### Task inputs
──────────────────────────────

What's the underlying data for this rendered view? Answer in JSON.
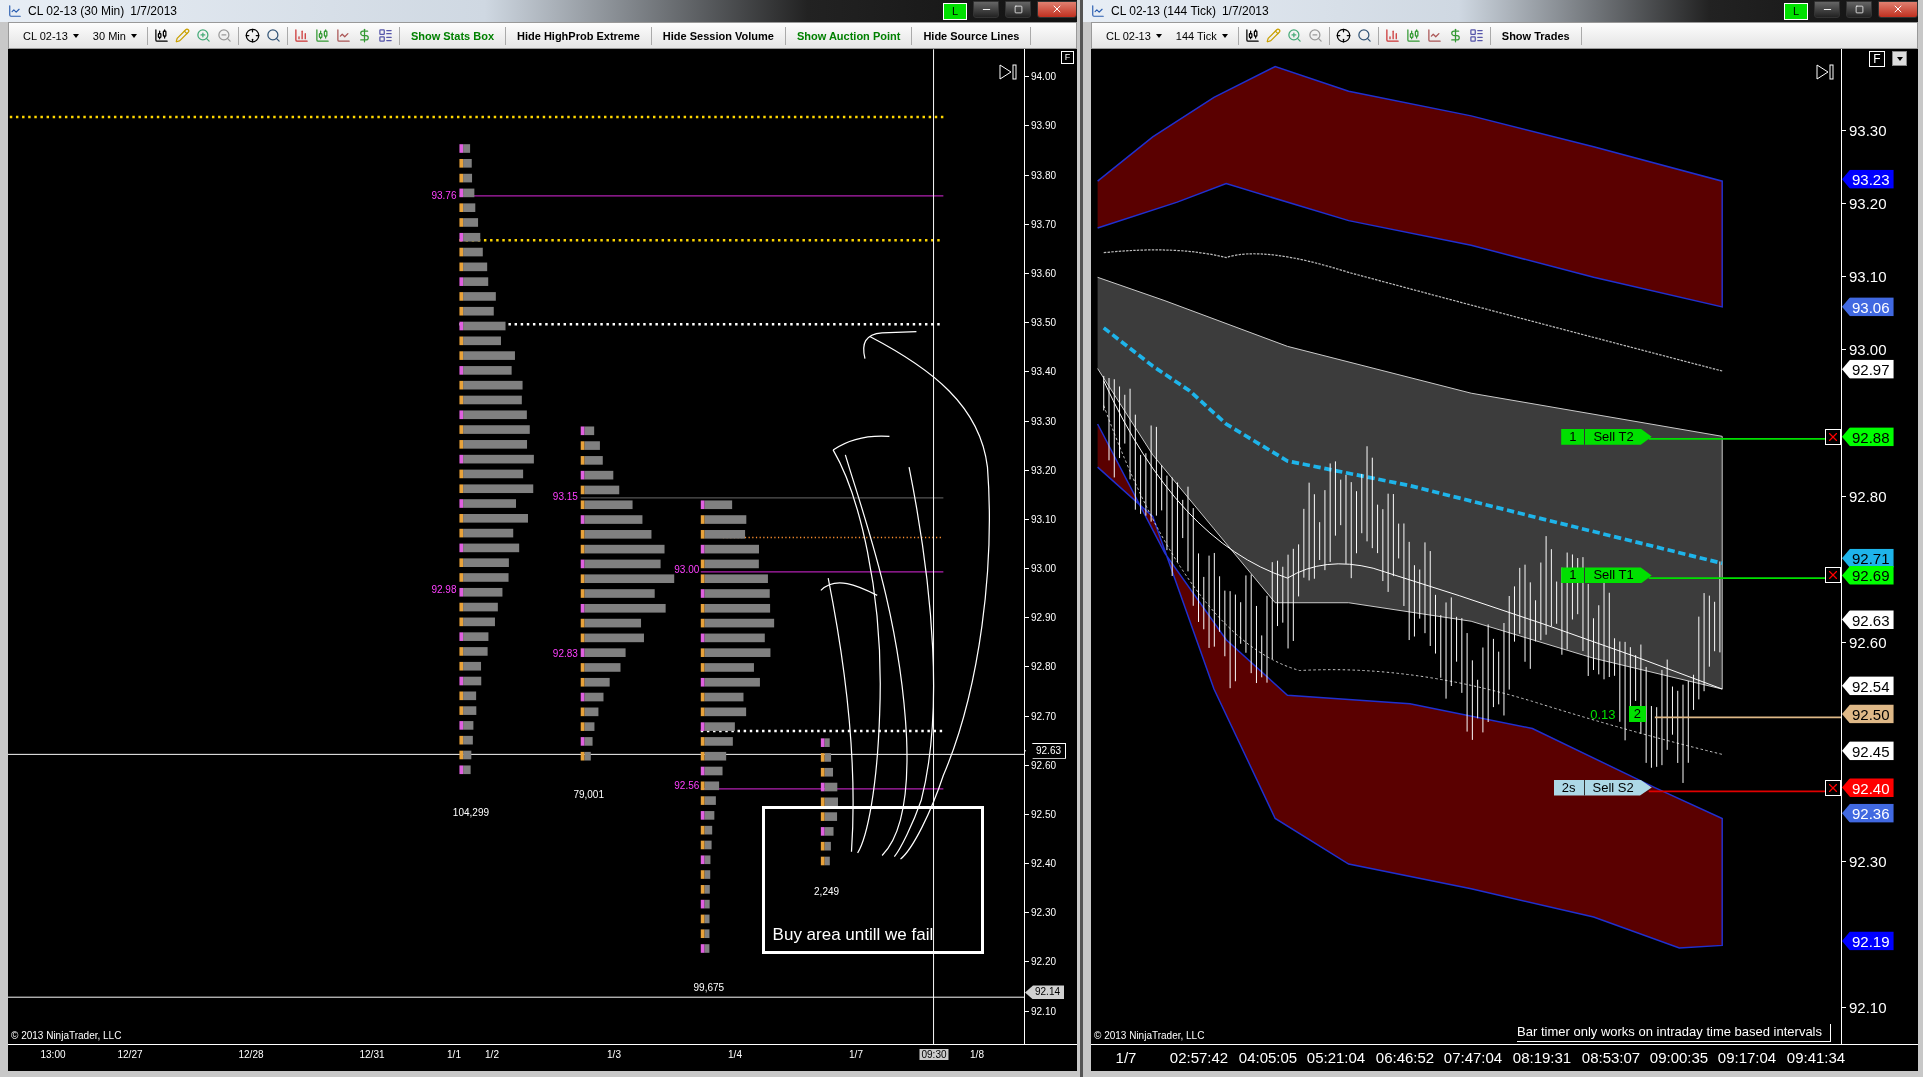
{
  "left_window": {
    "title": "CL 02-13 (30 Min)",
    "date": "1/7/2013",
    "connection": "L",
    "toolbar": {
      "instrument": "CL 02-13",
      "interval": "30 Min",
      "buttons": [
        {
          "label": "Show Stats Box",
          "color": "#008000"
        },
        {
          "label": "Hide HighProb Extreme",
          "color": "#000000"
        },
        {
          "label": "Hide Session Volume",
          "color": "#000000"
        },
        {
          "label": "Show Auction Point",
          "color": "#008000"
        },
        {
          "label": "Hide Source Lines",
          "color": "#000000"
        }
      ]
    },
    "chart": {
      "labels": [
        "93.76",
        "92.98",
        "104,299",
        "93.15",
        "92.83",
        "79,001",
        "93.00",
        "92.56",
        "99,675",
        "2,249"
      ],
      "note": "Buy area untill we fail",
      "copyright": "© 2013 NinjaTrader, LLC",
      "scale_button": "F"
    },
    "price_axis": {
      "ticks": [
        "94.00",
        "93.90",
        "93.80",
        "93.70",
        "93.60",
        "93.50",
        "93.40",
        "93.30",
        "93.20",
        "93.10",
        "93.00",
        "92.90",
        "92.80",
        "92.70",
        "92.60",
        "92.50",
        "92.40",
        "92.30",
        "92.20",
        "92.10"
      ],
      "tags": [
        {
          "value": "92.63",
          "kind": "outlined"
        },
        {
          "value": "92.14",
          "kind": "filled"
        }
      ]
    },
    "time_axis": [
      {
        "label": "13:00",
        "selected": false
      },
      {
        "label": "12/27",
        "selected": false
      },
      {
        "label": "12/28",
        "selected": false
      },
      {
        "label": "12/31",
        "selected": false
      },
      {
        "label": "1/1",
        "selected": false
      },
      {
        "label": "1/2",
        "selected": false
      },
      {
        "label": "1/3",
        "selected": false
      },
      {
        "label": "1/4",
        "selected": false
      },
      {
        "label": "1/7",
        "selected": false
      },
      {
        "label": "09:30",
        "selected": true
      },
      {
        "label": "1/8",
        "selected": false
      }
    ]
  },
  "right_window": {
    "title": "CL 02-13 (144 Tick)",
    "date": "1/7/2013",
    "connection": "L",
    "toolbar": {
      "instrument": "CL 02-13",
      "interval": "144 Tick",
      "buttons": [
        {
          "label": "Show Trades",
          "color": "#000000"
        }
      ]
    },
    "chart": {
      "copyright": "© 2013 NinjaTrader, LLC",
      "bar_timer": "Bar timer only works on intraday time based intervals",
      "scale_button": "F",
      "orders": [
        {
          "quantity": "1",
          "label": "Sell T2",
          "kind": "target"
        },
        {
          "quantity": "1",
          "label": "Sell T1",
          "kind": "target"
        },
        {
          "quantity": "2s",
          "label": "Sell S2",
          "kind": "stop"
        }
      ],
      "position": {
        "pnl": "0.13",
        "quantity": "2"
      }
    },
    "price_axis": {
      "ticks": [
        "93.30",
        "93.20",
        "93.10",
        "93.00",
        "92.80",
        "92.60",
        "92.30",
        "92.10"
      ],
      "tags": [
        {
          "value": "93.23",
          "color": "#0000ff"
        },
        {
          "value": "93.06",
          "color": "#4169e1"
        },
        {
          "value": "92.97",
          "color": "#ffffff"
        },
        {
          "value": "92.88",
          "color": "#00ff00"
        },
        {
          "value": "92.71",
          "color": "#1eb4ea"
        },
        {
          "value": "92.69",
          "color": "#00ff00"
        },
        {
          "value": "92.63",
          "color": "#ffffff"
        },
        {
          "value": "92.54",
          "color": "#ffffff"
        },
        {
          "value": "92.50",
          "color": "#deb887"
        },
        {
          "value": "92.45",
          "color": "#ffffff"
        },
        {
          "value": "92.40",
          "color": "#ff0000"
        },
        {
          "value": "92.36",
          "color": "#4169e1"
        },
        {
          "value": "92.19",
          "color": "#0000ff"
        }
      ]
    },
    "time_axis": [
      {
        "label": "1/7",
        "selected": false
      },
      {
        "label": "02:57:42",
        "selected": false
      },
      {
        "label": "04:05:05",
        "selected": false
      },
      {
        "label": "05:21:04",
        "selected": false
      },
      {
        "label": "06:46:52",
        "selected": false
      },
      {
        "label": "07:47:04",
        "selected": false
      },
      {
        "label": "08:19:31",
        "selected": false
      },
      {
        "label": "08:53:07",
        "selected": false
      },
      {
        "label": "09:00:35",
        "selected": false
      },
      {
        "label": "09:17:04",
        "selected": false
      },
      {
        "label": "09:41:34",
        "selected": false
      }
    ]
  }
}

──────────────────────────────

### Directions for this task
Select all lines in the listing above where the word "kind" appears, and show them.

### The result
          "kind": "outlined"
          "kind": "filled"
          "kind": "target"
          "kind": "target"
          "kind": "stop"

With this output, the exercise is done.